*Stored entries*
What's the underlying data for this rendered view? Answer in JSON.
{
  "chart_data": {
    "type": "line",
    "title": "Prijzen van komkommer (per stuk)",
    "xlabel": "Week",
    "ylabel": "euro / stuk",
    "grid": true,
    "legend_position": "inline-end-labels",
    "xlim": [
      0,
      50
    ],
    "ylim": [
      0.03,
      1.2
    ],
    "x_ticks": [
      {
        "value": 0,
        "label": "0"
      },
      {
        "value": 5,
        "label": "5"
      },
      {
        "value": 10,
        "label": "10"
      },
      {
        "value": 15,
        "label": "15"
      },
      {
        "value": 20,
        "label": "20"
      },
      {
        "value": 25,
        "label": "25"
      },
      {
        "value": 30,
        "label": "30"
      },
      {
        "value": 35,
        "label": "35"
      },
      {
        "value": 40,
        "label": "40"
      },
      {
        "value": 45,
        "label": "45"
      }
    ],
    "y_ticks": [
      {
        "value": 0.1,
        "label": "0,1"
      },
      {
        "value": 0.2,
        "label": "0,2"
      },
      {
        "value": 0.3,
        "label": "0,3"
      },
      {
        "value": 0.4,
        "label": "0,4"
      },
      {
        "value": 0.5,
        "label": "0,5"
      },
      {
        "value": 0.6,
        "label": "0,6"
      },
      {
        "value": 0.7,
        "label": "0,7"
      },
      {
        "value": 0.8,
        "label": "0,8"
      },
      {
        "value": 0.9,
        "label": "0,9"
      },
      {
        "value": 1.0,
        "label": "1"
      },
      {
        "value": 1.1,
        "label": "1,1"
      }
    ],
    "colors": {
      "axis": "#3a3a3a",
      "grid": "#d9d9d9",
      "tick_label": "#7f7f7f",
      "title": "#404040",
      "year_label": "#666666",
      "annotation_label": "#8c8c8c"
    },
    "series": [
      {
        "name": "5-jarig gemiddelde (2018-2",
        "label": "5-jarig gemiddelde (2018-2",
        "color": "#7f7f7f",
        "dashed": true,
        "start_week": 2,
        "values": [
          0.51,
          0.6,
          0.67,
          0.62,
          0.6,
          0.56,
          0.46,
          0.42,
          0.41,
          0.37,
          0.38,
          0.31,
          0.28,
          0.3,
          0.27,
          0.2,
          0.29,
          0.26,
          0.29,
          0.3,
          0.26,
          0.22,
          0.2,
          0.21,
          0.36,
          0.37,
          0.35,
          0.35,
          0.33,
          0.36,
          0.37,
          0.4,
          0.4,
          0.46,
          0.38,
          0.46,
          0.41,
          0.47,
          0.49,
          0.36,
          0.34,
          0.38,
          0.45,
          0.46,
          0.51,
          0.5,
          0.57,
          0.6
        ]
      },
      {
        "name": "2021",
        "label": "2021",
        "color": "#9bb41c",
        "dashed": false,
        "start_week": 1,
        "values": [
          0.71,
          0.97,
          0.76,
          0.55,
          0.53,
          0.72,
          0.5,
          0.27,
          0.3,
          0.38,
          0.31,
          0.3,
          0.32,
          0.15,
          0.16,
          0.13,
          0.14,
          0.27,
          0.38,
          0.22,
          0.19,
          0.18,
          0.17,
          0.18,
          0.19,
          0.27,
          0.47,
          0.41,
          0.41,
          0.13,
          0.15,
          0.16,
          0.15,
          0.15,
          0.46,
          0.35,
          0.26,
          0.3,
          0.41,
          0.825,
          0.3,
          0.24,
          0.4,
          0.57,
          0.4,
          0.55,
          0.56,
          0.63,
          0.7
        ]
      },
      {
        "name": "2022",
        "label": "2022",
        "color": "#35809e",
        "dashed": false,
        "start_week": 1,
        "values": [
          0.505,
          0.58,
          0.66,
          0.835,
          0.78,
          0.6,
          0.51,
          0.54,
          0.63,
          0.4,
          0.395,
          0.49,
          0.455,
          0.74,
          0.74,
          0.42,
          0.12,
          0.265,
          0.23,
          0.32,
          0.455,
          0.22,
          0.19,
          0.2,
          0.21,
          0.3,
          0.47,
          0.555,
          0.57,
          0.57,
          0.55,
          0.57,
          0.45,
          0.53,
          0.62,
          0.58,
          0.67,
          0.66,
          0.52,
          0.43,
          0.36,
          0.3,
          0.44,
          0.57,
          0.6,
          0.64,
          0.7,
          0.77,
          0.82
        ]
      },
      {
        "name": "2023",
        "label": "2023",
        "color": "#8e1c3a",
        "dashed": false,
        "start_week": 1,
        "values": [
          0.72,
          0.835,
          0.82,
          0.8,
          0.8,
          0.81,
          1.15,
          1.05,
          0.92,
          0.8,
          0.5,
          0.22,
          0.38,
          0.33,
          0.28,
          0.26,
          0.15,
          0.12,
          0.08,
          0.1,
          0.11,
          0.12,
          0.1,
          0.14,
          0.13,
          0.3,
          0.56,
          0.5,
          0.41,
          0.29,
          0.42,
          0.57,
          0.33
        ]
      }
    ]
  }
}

*WRITTEN REQUEST*
Tell how many lines of the data include the word "name", and nothing else.

*SOLUTION*
4